• _WHAT THIS TASK INVOLVES_
Every line below that includes "Effects" counts toward the total. Report that total alone.

**********

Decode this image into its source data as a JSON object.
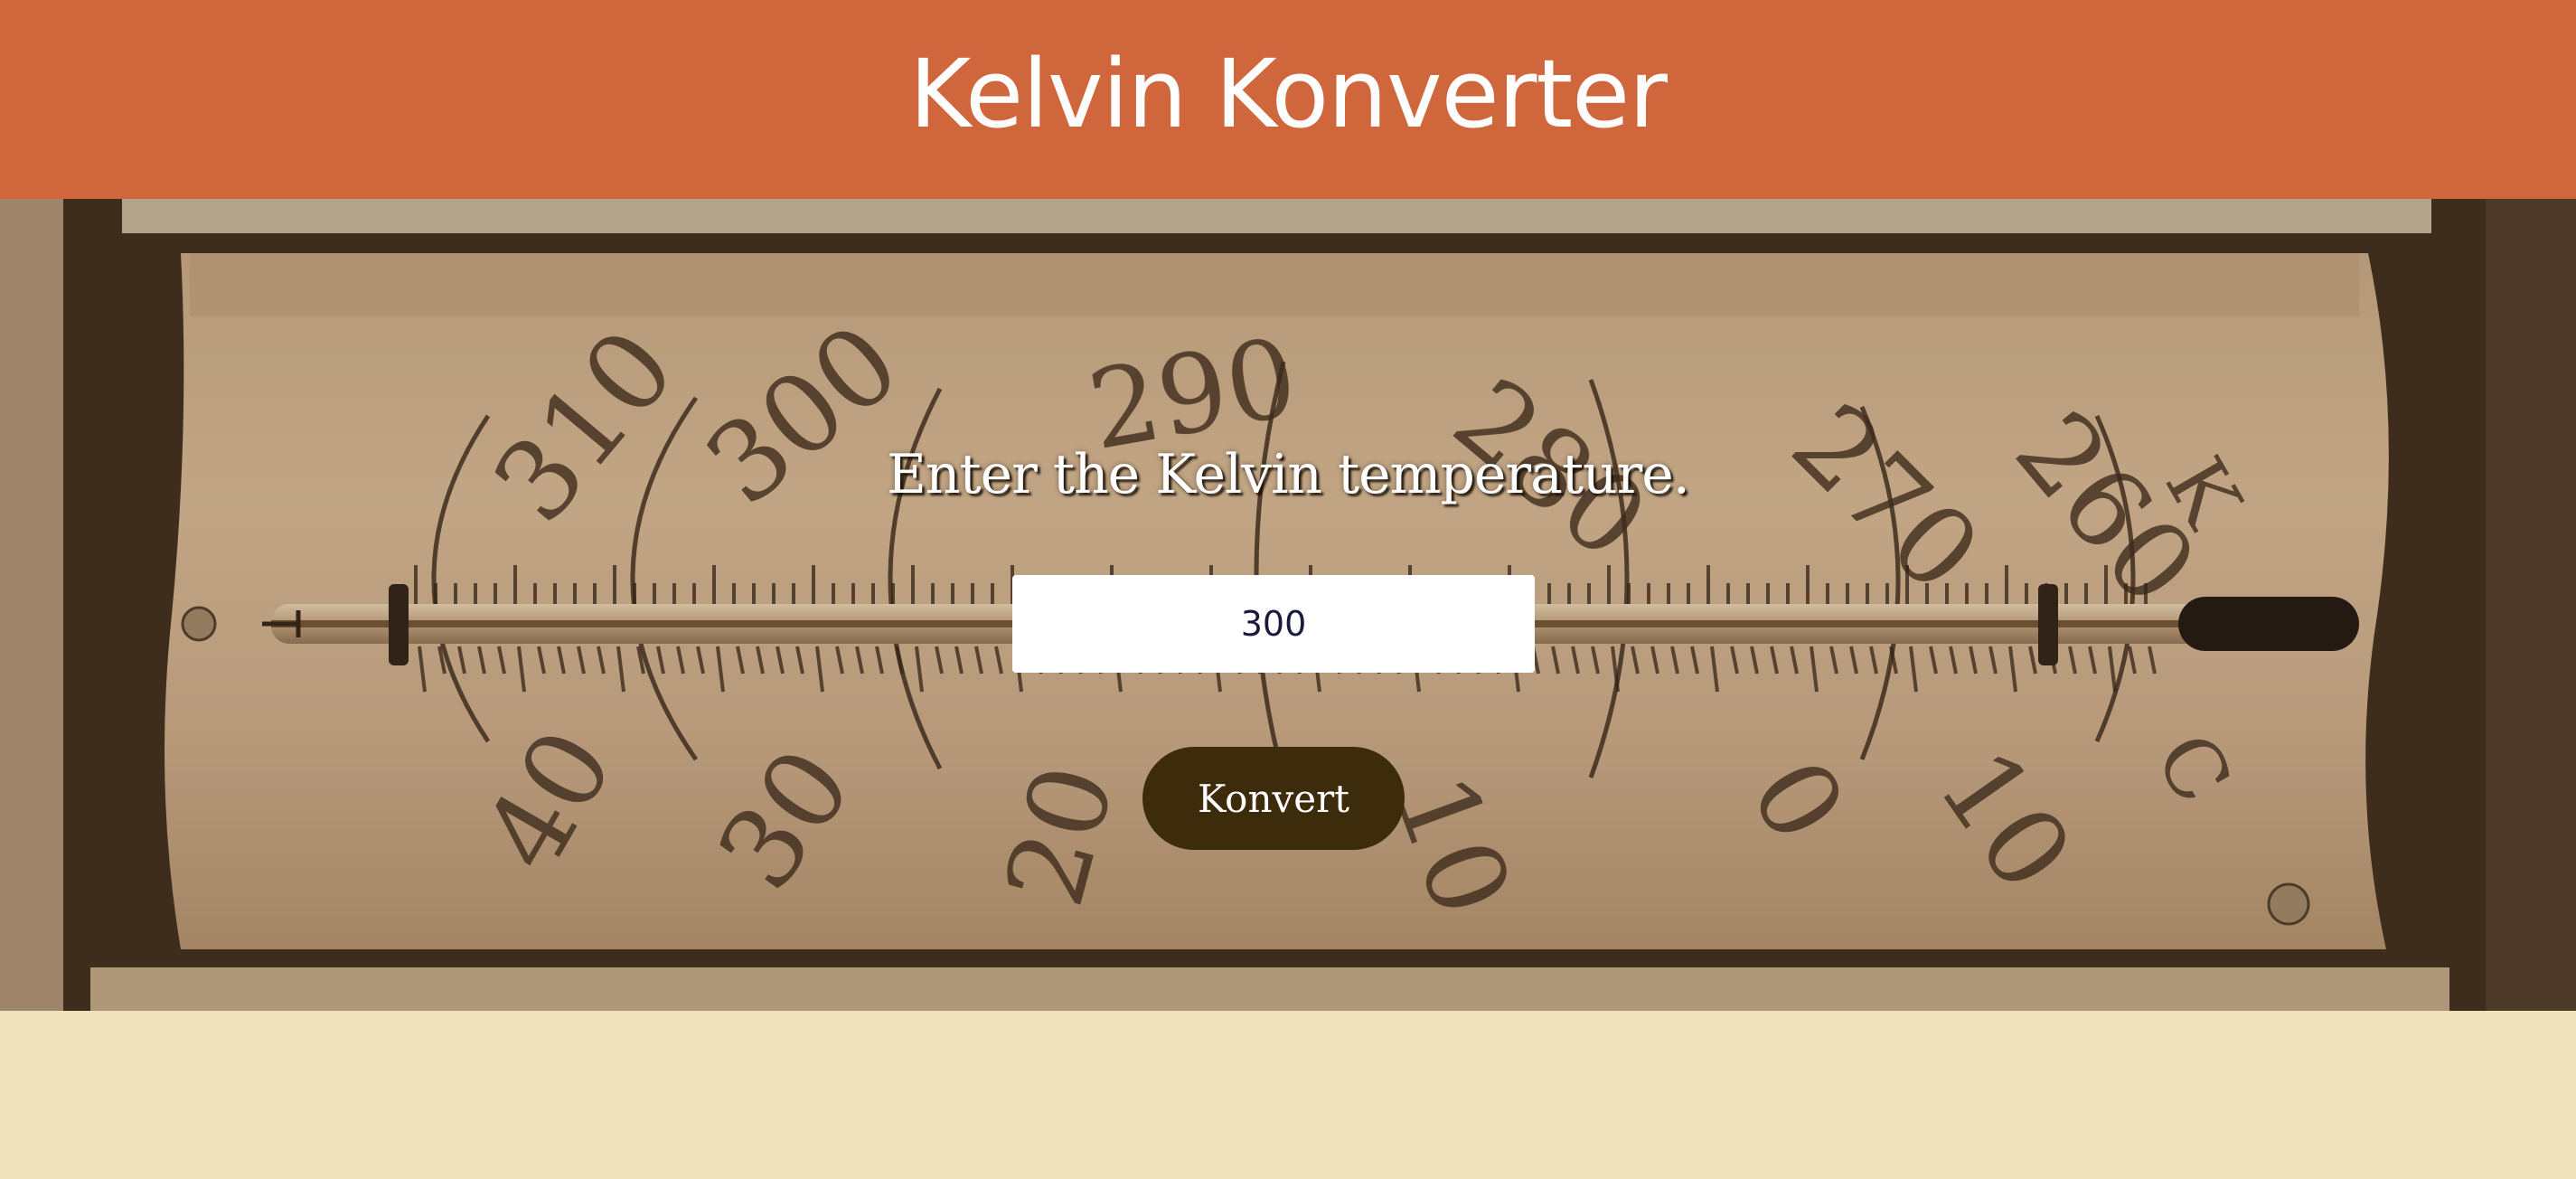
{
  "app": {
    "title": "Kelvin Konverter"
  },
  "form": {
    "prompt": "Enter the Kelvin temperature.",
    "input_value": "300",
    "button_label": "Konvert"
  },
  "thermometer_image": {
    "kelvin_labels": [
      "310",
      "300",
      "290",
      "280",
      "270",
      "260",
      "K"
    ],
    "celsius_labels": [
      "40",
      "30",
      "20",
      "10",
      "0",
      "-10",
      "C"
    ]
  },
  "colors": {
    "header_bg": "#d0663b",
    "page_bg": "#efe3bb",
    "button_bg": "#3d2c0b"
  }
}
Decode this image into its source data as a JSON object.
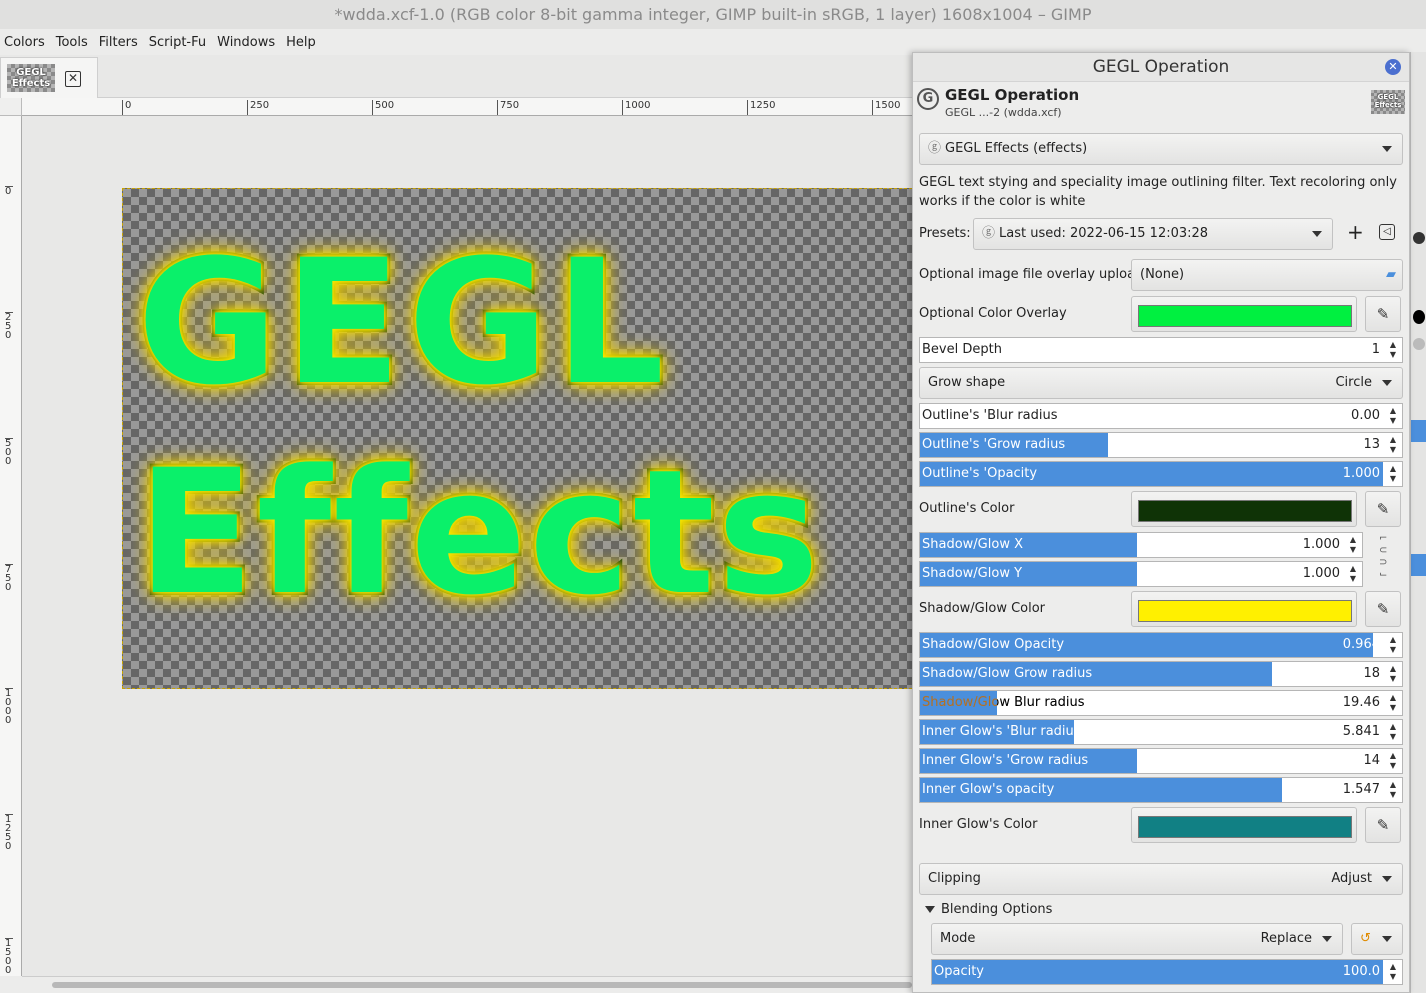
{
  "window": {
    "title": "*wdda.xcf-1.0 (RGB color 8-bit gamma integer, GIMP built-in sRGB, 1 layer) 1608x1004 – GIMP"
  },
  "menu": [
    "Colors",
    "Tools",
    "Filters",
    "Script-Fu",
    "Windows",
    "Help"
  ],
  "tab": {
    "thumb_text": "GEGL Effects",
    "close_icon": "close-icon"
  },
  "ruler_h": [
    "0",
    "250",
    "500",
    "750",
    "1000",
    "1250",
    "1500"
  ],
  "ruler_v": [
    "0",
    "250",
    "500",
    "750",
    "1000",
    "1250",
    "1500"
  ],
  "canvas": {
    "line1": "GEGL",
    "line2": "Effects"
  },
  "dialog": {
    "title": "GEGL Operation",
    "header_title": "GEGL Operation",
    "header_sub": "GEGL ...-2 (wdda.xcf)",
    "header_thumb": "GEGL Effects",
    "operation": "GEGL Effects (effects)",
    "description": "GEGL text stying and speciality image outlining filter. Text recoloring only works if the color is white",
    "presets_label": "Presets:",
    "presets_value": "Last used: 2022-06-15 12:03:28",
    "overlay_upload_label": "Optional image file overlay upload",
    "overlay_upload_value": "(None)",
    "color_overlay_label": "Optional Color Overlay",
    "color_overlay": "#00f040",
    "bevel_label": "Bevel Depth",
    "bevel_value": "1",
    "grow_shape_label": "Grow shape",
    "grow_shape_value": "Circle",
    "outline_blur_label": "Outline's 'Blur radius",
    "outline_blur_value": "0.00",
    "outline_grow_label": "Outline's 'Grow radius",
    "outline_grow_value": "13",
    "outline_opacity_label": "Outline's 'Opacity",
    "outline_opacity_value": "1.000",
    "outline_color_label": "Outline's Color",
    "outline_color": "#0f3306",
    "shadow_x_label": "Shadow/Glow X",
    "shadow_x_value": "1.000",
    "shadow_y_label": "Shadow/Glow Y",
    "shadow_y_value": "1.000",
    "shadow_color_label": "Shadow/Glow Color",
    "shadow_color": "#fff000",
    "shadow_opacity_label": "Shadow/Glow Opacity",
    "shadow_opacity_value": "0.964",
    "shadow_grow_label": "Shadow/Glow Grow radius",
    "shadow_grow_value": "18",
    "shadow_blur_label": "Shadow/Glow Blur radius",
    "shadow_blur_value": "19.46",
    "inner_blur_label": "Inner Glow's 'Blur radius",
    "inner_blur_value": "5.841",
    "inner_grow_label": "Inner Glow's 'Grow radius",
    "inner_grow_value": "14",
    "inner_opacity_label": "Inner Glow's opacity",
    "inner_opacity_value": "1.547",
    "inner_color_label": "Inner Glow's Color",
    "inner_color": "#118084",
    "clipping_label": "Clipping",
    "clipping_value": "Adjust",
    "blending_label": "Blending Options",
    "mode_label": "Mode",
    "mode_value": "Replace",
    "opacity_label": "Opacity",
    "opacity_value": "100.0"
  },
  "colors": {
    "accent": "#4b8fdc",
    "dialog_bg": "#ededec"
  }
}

**********

• _CORRECT ANSWER_
4